§ **Input data**

┄┄┄┄┄┄

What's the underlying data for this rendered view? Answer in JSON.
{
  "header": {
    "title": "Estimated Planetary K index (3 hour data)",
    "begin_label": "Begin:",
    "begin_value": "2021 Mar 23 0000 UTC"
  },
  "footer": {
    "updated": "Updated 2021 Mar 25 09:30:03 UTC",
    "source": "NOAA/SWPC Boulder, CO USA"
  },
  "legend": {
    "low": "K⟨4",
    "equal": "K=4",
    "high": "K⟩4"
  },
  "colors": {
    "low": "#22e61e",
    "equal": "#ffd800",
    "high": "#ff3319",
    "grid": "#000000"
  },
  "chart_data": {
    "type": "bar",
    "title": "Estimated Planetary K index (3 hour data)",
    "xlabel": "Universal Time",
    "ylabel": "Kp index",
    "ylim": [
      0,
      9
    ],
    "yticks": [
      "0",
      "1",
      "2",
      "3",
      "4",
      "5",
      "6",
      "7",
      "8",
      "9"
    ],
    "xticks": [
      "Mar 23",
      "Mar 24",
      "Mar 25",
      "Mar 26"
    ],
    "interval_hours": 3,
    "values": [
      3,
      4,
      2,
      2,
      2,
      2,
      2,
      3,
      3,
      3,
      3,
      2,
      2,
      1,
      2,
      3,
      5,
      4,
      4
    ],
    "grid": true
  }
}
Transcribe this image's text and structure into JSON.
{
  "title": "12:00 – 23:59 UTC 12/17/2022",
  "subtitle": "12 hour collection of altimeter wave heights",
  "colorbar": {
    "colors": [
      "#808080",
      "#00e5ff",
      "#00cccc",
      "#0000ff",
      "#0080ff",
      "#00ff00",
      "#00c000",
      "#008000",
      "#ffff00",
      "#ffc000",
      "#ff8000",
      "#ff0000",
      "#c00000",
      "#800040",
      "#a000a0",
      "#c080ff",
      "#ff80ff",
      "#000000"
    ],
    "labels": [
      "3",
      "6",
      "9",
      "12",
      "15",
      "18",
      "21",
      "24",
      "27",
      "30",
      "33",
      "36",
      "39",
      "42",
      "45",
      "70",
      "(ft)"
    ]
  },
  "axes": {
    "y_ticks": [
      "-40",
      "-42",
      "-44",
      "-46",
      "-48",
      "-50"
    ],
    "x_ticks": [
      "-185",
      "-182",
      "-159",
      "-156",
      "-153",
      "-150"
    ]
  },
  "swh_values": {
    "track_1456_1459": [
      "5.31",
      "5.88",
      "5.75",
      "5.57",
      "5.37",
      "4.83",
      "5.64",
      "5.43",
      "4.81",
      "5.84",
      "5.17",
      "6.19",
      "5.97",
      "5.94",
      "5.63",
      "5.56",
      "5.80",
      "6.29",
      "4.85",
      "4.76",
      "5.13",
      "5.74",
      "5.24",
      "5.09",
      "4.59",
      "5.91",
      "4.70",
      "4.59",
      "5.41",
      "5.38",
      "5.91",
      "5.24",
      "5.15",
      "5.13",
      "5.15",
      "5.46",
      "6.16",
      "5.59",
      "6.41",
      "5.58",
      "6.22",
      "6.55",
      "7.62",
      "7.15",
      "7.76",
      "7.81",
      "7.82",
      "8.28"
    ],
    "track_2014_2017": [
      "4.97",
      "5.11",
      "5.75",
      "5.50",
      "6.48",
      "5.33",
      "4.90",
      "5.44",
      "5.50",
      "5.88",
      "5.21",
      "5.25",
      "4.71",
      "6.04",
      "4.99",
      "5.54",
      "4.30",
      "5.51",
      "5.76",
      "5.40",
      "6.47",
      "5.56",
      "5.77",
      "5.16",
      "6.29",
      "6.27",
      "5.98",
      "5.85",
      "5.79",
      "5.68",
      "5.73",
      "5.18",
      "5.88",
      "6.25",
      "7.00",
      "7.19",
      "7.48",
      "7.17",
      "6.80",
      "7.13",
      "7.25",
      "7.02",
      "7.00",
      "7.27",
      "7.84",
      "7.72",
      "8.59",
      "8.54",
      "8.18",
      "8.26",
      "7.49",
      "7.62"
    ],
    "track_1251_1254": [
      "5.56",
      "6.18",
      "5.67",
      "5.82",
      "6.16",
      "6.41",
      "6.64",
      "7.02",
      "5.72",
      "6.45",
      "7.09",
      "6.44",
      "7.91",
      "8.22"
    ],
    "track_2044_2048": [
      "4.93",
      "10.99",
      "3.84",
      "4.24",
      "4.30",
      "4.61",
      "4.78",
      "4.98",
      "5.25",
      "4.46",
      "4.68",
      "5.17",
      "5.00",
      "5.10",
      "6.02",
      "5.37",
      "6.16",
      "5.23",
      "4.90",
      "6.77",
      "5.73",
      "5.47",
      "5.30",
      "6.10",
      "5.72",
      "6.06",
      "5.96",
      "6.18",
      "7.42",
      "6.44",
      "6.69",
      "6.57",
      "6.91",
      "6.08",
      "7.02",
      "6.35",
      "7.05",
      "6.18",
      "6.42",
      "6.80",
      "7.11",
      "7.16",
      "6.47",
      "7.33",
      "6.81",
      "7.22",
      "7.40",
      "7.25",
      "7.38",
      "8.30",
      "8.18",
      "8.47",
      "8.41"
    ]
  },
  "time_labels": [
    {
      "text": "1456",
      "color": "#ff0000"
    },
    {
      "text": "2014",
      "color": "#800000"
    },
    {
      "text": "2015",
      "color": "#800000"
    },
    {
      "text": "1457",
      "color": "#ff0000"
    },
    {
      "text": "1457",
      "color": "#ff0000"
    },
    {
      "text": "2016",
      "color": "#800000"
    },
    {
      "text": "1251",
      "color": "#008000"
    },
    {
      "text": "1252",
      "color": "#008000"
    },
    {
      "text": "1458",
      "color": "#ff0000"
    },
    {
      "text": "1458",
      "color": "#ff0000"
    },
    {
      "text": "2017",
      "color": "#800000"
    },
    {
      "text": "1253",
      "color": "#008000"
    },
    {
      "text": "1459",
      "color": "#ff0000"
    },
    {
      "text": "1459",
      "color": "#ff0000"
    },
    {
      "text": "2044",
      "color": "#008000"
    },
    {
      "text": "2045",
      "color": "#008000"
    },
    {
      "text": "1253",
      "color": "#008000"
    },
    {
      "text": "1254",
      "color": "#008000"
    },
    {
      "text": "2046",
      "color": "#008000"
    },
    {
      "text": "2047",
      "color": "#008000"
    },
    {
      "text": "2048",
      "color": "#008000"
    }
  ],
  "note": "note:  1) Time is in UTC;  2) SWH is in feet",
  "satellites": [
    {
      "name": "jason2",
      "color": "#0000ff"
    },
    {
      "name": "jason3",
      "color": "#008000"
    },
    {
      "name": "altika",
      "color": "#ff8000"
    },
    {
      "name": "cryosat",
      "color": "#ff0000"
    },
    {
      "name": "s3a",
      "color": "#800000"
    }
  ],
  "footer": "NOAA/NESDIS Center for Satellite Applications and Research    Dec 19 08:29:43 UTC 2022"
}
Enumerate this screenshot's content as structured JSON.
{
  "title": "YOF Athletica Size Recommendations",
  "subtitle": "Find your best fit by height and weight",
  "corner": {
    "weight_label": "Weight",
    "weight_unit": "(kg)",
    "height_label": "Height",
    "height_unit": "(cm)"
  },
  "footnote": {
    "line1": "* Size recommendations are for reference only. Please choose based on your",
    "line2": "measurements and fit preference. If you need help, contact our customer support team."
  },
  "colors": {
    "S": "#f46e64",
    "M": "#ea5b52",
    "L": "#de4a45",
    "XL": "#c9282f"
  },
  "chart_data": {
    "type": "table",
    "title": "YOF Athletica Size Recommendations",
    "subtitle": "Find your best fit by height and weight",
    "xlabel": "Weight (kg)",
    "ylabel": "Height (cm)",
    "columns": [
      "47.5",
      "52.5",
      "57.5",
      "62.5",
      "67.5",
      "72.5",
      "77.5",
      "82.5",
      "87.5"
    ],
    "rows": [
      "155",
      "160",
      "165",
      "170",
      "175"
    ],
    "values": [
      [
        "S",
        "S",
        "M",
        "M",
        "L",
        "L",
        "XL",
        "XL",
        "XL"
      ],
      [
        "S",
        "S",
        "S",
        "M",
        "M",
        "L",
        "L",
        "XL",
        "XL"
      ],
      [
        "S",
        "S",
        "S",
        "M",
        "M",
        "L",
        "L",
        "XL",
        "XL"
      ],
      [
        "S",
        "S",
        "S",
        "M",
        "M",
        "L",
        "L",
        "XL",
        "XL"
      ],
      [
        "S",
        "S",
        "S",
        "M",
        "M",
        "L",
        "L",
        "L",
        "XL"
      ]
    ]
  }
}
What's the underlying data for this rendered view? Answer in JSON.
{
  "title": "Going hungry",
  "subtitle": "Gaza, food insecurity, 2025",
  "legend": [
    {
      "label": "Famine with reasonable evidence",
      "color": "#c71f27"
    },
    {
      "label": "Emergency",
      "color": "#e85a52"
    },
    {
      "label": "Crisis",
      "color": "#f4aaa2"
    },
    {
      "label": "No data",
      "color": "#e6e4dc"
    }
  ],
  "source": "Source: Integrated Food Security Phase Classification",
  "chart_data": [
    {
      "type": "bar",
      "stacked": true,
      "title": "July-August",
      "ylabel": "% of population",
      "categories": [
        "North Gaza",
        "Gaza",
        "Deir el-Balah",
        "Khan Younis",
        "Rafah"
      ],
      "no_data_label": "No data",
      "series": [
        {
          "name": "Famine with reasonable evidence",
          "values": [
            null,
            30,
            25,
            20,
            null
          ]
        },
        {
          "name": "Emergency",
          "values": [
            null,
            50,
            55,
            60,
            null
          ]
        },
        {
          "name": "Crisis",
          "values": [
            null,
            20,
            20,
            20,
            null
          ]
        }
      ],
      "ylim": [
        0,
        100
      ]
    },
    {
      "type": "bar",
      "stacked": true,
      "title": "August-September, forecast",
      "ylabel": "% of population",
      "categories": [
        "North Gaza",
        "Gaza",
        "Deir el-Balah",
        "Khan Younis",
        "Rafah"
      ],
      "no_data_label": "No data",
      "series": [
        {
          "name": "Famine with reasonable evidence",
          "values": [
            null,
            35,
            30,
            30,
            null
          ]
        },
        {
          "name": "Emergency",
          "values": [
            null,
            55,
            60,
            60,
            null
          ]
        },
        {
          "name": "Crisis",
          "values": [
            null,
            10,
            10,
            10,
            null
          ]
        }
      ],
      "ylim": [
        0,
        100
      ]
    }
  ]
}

┄┄┄┄┄┄

§ **Directions for this task**
Look above for every line with the word "ylabel" and copy it.

§ **Task output**
    "ylabel": "Kp index",
    "ylabel": "Height (cm)",
      "ylabel": "% of population",
      "ylabel": "% of population",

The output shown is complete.